Dataset entries
START

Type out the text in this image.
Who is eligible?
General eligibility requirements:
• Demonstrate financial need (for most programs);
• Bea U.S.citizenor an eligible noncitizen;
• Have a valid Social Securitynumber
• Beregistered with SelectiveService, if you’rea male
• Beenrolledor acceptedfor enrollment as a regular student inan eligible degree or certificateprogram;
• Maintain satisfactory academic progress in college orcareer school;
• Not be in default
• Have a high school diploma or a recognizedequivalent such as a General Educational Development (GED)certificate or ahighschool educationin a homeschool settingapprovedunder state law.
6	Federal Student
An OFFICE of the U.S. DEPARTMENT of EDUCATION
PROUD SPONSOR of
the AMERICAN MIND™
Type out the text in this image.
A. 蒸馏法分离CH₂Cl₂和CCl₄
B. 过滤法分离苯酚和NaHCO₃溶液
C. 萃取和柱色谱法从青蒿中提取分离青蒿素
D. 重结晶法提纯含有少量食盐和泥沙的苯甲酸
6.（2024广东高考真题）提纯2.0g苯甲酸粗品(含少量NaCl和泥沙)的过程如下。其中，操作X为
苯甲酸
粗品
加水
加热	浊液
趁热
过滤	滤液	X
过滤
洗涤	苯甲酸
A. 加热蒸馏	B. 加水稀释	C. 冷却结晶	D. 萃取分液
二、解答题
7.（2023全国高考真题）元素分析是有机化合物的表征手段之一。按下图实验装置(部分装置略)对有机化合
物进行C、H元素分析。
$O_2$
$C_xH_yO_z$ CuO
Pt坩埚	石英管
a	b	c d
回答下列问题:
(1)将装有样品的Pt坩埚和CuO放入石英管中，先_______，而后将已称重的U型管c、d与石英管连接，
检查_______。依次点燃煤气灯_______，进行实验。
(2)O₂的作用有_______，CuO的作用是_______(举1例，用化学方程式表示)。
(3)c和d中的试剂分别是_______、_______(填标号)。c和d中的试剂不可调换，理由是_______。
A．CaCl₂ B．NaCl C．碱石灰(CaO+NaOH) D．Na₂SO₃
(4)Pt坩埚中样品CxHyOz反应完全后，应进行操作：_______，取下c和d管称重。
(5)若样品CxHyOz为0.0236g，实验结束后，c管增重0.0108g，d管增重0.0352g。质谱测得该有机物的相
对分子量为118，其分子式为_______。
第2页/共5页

END

• Task objective:
Every entry must be retyped in full, exactly as given.

• Complete response:
Type out the text in this image.
Who is eligible?
General eligibility requirements:
• Demonstrate financial need (for most programs);
• Bea U.S.citizenor an eligible noncitizen;
• Have a valid Social Securitynumber
• Beregistered with SelectiveService, if you’rea male
• Beenrolledor acceptedfor enrollment as a regular student inan eligible degree or certificateprogram;
• Maintain satisfactory academic progress in college orcareer school;
• Not be in default
• Have a high school diploma or a recognizedequivalent such as a General Educational Development (GED)certificate or ahighschool educationin a homeschool settingapprovedunder state law.
6	Federal Student
An OFFICE of the U.S. DEPARTMENT of EDUCATION
PROUD SPONSOR of
the AMERICAN MIND™
Type out the text in this image.
A. 蒸馏法分离CH₂Cl₂和CCl₄
B. 过滤法分离苯酚和NaHCO₃溶液
C. 萃取和柱色谱法从青蒿中提取分离青蒿素
D. 重结晶法提纯含有少量食盐和泥沙的苯甲酸
6.（2024广东高考真题）提纯2.0g苯甲酸粗品(含少量NaCl和泥沙)的过程如下。其中，操作X为
苯甲酸
粗品
加水
加热	浊液
趁热
过滤	滤液	X
过滤
洗涤	苯甲酸
A. 加热蒸馏	B. 加水稀释	C. 冷却结晶	D. 萃取分液
二、解答题
7.（2023全国高考真题）元素分析是有机化合物的表征手段之一。按下图实验装置(部分装置略)对有机化合
物进行C、H元素分析。
$O_2$
$C_xH_yO_z$ CuO
Pt坩埚	石英管
a	b	c d
回答下列问题:
(1)将装有样品的Pt坩埚和CuO放入石英管中，先_______，而后将已称重的U型管c、d与石英管连接，
检查_______。依次点燃煤气灯_______，进行实验。
(2)O₂的作用有_______，CuO的作用是_______(举1例，用化学方程式表示)。
(3)c和d中的试剂分别是_______、_______(填标号)。c和d中的试剂不可调换，理由是_______。
A．CaCl₂ B．NaCl C．碱石灰(CaO+NaOH) D．Na₂SO₃
(4)Pt坩埚中样品CxHyOz反应完全后，应进行操作：_______，取下c和d管称重。
(5)若样品CxHyOz为0.0236g，实验结束后，c管增重0.0108g，d管增重0.0352g。质谱测得该有机物的相
对分子量为118，其分子式为_______。
第2页/共5页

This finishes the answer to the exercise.